■ **EXERCISE DESCRIPTION**: Copy each line containing the word "Unit" from the records that follow, please.

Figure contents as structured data
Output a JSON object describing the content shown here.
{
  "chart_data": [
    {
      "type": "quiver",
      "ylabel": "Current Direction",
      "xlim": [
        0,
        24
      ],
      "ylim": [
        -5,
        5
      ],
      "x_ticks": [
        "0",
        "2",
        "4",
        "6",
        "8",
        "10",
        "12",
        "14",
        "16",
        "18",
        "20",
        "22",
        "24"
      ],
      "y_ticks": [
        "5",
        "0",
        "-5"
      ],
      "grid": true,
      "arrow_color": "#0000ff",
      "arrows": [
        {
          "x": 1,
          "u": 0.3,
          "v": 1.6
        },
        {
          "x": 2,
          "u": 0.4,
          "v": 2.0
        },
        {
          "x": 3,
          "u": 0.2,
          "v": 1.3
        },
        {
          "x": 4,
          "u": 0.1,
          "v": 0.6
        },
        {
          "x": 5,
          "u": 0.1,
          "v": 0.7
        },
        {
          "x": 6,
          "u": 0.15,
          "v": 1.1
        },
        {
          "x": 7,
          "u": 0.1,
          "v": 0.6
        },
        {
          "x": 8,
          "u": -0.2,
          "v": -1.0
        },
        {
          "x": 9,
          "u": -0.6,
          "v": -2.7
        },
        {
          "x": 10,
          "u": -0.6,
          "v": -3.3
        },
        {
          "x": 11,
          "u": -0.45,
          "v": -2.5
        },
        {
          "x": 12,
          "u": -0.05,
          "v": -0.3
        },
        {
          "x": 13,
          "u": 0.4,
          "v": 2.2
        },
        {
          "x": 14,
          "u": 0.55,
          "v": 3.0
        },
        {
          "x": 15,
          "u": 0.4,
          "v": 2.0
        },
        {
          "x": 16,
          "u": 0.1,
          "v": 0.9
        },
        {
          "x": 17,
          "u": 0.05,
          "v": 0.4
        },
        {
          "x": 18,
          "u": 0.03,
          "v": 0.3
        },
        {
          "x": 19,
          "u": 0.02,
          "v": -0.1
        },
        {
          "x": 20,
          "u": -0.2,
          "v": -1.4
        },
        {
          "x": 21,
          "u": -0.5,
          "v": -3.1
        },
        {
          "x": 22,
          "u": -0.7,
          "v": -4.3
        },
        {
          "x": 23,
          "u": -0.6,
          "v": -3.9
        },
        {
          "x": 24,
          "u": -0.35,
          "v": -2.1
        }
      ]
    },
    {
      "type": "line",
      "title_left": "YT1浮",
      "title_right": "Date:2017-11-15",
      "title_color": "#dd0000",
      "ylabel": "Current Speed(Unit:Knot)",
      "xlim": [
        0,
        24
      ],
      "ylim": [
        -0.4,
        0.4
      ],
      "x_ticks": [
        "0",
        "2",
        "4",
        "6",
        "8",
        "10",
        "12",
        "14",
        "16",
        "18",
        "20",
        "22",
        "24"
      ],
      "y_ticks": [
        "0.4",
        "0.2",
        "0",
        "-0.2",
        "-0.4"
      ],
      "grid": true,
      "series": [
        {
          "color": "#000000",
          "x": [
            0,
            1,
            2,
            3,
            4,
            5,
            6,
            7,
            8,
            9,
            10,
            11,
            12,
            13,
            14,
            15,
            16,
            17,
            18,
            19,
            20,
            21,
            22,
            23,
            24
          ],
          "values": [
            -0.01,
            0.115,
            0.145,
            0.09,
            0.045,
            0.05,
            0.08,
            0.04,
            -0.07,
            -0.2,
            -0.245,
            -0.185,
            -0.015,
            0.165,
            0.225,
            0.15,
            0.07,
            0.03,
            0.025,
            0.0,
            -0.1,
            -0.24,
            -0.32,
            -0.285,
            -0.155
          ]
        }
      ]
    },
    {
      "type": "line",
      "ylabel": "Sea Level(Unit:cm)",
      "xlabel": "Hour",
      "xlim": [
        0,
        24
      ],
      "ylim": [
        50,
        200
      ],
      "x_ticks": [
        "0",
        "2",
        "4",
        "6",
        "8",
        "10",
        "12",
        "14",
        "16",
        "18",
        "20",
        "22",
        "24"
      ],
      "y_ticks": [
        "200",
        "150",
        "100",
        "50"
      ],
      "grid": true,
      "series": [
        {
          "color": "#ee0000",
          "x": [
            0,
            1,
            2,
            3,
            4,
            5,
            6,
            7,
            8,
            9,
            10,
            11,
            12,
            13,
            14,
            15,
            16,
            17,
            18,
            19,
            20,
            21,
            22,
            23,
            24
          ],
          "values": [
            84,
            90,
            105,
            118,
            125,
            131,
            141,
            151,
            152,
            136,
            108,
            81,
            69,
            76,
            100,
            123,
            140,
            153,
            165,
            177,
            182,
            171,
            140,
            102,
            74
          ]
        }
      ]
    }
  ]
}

■ **ANSWER IN FULL**:
      "ylabel": "Current Speed(Unit:Knot)",
      "ylabel": "Sea Level(Unit:cm)",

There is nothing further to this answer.